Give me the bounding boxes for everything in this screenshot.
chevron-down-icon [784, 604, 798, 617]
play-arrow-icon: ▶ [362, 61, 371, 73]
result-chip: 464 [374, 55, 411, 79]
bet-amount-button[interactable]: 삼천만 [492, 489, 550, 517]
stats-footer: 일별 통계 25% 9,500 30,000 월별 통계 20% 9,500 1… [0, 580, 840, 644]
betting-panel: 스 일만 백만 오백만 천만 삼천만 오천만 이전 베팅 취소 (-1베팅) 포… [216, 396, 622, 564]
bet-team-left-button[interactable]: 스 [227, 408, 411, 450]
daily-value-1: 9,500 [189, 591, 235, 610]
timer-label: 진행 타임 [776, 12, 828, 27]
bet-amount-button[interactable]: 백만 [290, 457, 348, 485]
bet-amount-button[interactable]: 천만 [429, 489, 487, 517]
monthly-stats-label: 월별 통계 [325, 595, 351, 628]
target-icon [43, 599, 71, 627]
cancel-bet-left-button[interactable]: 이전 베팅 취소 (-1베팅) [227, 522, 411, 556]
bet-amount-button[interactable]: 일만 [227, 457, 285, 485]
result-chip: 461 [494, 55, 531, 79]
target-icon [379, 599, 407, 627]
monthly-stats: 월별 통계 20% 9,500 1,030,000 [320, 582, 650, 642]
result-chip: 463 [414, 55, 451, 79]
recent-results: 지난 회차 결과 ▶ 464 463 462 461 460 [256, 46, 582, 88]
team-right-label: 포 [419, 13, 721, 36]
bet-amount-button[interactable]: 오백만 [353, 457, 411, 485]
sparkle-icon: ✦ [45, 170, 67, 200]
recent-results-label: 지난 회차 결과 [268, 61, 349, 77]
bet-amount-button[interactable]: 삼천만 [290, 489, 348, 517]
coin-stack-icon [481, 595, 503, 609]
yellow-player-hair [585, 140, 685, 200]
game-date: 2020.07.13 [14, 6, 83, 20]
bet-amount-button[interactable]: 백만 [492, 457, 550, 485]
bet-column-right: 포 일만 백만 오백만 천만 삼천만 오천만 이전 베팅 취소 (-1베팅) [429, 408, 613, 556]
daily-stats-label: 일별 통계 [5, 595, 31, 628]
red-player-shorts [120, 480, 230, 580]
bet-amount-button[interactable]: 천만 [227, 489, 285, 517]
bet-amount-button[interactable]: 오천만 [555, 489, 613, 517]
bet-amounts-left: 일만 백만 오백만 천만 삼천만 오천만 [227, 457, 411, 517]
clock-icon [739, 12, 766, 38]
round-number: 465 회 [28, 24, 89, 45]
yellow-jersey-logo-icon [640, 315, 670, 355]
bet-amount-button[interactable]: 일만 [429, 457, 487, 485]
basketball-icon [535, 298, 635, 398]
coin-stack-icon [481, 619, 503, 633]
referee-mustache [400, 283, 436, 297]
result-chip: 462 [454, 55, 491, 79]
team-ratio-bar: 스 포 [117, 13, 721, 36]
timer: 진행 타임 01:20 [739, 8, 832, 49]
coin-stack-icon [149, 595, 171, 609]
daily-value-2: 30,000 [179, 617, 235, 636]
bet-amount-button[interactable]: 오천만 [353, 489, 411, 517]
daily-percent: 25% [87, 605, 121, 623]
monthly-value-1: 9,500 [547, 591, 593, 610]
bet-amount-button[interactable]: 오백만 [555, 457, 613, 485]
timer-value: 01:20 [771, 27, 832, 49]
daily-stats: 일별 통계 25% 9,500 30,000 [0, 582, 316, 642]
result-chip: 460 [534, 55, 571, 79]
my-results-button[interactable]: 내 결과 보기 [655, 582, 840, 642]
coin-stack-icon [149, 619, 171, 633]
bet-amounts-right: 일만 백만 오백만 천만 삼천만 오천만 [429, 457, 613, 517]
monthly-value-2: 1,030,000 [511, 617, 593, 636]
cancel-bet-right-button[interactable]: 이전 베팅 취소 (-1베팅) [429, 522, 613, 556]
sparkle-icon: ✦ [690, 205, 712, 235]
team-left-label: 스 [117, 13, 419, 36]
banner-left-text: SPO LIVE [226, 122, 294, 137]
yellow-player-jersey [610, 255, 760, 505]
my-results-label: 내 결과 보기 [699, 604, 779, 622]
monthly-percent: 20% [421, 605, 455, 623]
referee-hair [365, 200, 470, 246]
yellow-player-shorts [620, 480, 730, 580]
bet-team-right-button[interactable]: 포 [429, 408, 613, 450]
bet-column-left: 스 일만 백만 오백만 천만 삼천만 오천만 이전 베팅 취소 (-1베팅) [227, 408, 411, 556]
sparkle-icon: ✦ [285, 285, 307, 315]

→ **EXERCISE DESCRIPTION**: Reproduce every line of the records above verbatim.

→ **OUTPUT OF THE TASK**:
Give me the bounding boxes for everything in this screenshot.
chevron-down-icon [784, 604, 798, 617]
play-arrow-icon: ▶ [362, 61, 371, 73]
result-chip: 464 [374, 55, 411, 79]
bet-amount-button[interactable]: 삼천만 [492, 489, 550, 517]
stats-footer: 일별 통계 25% 9,500 30,000 월별 통계 20% 9,500 1… [0, 580, 840, 644]
betting-panel: 스 일만 백만 오백만 천만 삼천만 오천만 이전 베팅 취소 (-1베팅) 포… [216, 396, 622, 564]
bet-team-left-button[interactable]: 스 [227, 408, 411, 450]
daily-value-1: 9,500 [189, 591, 235, 610]
timer-label: 진행 타임 [776, 12, 828, 27]
bet-amount-button[interactable]: 백만 [290, 457, 348, 485]
bet-amount-button[interactable]: 천만 [429, 489, 487, 517]
monthly-stats-label: 월별 통계 [325, 595, 351, 628]
target-icon [43, 599, 71, 627]
cancel-bet-left-button[interactable]: 이전 베팅 취소 (-1베팅) [227, 522, 411, 556]
bet-amount-button[interactable]: 일만 [227, 457, 285, 485]
result-chip: 461 [494, 55, 531, 79]
target-icon [379, 599, 407, 627]
monthly-stats: 월별 통계 20% 9,500 1,030,000 [320, 582, 650, 642]
result-chip: 463 [414, 55, 451, 79]
recent-results: 지난 회차 결과 ▶ 464 463 462 461 460 [256, 46, 582, 88]
team-right-label: 포 [419, 13, 721, 36]
bet-amount-button[interactable]: 오백만 [353, 457, 411, 485]
sparkle-icon: ✦ [45, 170, 67, 200]
recent-results-label: 지난 회차 결과 [268, 61, 349, 77]
bet-amount-button[interactable]: 삼천만 [290, 489, 348, 517]
coin-stack-icon [481, 595, 503, 609]
yellow-player-hair [585, 140, 685, 200]
game-date: 2020.07.13 [14, 6, 83, 20]
bet-amount-button[interactable]: 백만 [492, 457, 550, 485]
bet-column-right: 포 일만 백만 오백만 천만 삼천만 오천만 이전 베팅 취소 (-1베팅) [429, 408, 613, 556]
daily-stats-label: 일별 통계 [5, 595, 31, 628]
red-player-shorts [120, 480, 230, 580]
bet-amount-button[interactable]: 천만 [227, 489, 285, 517]
bet-amount-button[interactable]: 오천만 [555, 489, 613, 517]
bet-amounts-left: 일만 백만 오백만 천만 삼천만 오천만 [227, 457, 411, 517]
clock-icon [739, 12, 766, 38]
round-number: 465 회 [28, 24, 89, 45]
yellow-jersey-logo-icon [640, 315, 670, 355]
bet-amount-button[interactable]: 일만 [429, 457, 487, 485]
basketball-icon [535, 298, 635, 398]
coin-stack-icon [481, 619, 503, 633]
referee-mustache [400, 283, 436, 297]
result-chip: 462 [454, 55, 491, 79]
team-ratio-bar: 스 포 [117, 13, 721, 36]
timer: 진행 타임 01:20 [739, 8, 832, 49]
coin-stack-icon [149, 595, 171, 609]
daily-value-2: 30,000 [179, 617, 235, 636]
bet-amount-button[interactable]: 오천만 [353, 489, 411, 517]
daily-percent: 25% [87, 605, 121, 623]
monthly-value-1: 9,500 [547, 591, 593, 610]
bet-amount-button[interactable]: 오백만 [555, 457, 613, 485]
timer-value: 01:20 [771, 27, 832, 49]
daily-stats: 일별 통계 25% 9,500 30,000 [0, 582, 316, 642]
result-chip: 460 [534, 55, 571, 79]
my-results-button[interactable]: 내 결과 보기 [655, 582, 840, 642]
coin-stack-icon [149, 619, 171, 633]
bet-amounts-right: 일만 백만 오백만 천만 삼천만 오천만 [429, 457, 613, 517]
monthly-value-2: 1,030,000 [511, 617, 593, 636]
cancel-bet-right-button[interactable]: 이전 베팅 취소 (-1베팅) [429, 522, 613, 556]
sparkle-icon: ✦ [690, 205, 712, 235]
team-left-label: 스 [117, 13, 419, 36]
banner-left-text: SPO LIVE [226, 122, 294, 137]
yellow-player-jersey [610, 255, 760, 505]
my-results-label: 내 결과 보기 [699, 604, 779, 622]
monthly-percent: 20% [421, 605, 455, 623]
referee-hair [365, 200, 470, 246]
yellow-player-shorts [620, 480, 730, 580]
bet-team-right-button[interactable]: 포 [429, 408, 613, 450]
bet-column-left: 스 일만 백만 오백만 천만 삼천만 오천만 이전 베팅 취소 (-1베팅) [227, 408, 411, 556]
sparkle-icon: ✦ [285, 285, 307, 315]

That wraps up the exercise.